■ **Written exercise**
Reply with only the number of lines that contain the string "decreto".

■ **Supplied records**
####################
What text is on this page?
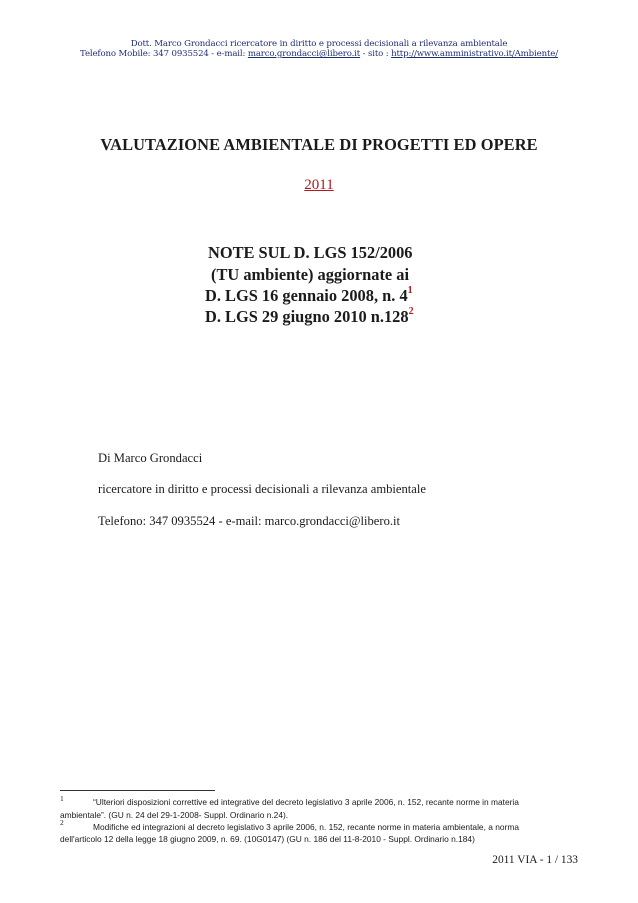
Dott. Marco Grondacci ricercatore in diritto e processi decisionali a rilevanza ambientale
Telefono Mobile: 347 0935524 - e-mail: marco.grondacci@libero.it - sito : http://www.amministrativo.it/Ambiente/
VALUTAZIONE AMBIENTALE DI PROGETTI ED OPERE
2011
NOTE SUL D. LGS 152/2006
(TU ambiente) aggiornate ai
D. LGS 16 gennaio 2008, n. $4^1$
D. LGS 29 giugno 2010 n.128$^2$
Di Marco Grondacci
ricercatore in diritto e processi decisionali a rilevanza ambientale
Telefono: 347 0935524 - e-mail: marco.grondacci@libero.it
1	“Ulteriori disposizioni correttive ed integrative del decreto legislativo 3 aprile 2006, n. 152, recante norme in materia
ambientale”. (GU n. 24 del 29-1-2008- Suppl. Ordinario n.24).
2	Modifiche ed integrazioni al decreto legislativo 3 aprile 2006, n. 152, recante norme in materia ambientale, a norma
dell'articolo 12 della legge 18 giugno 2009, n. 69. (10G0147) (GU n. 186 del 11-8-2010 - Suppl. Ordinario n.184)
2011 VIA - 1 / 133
####################
■ **Response below**
2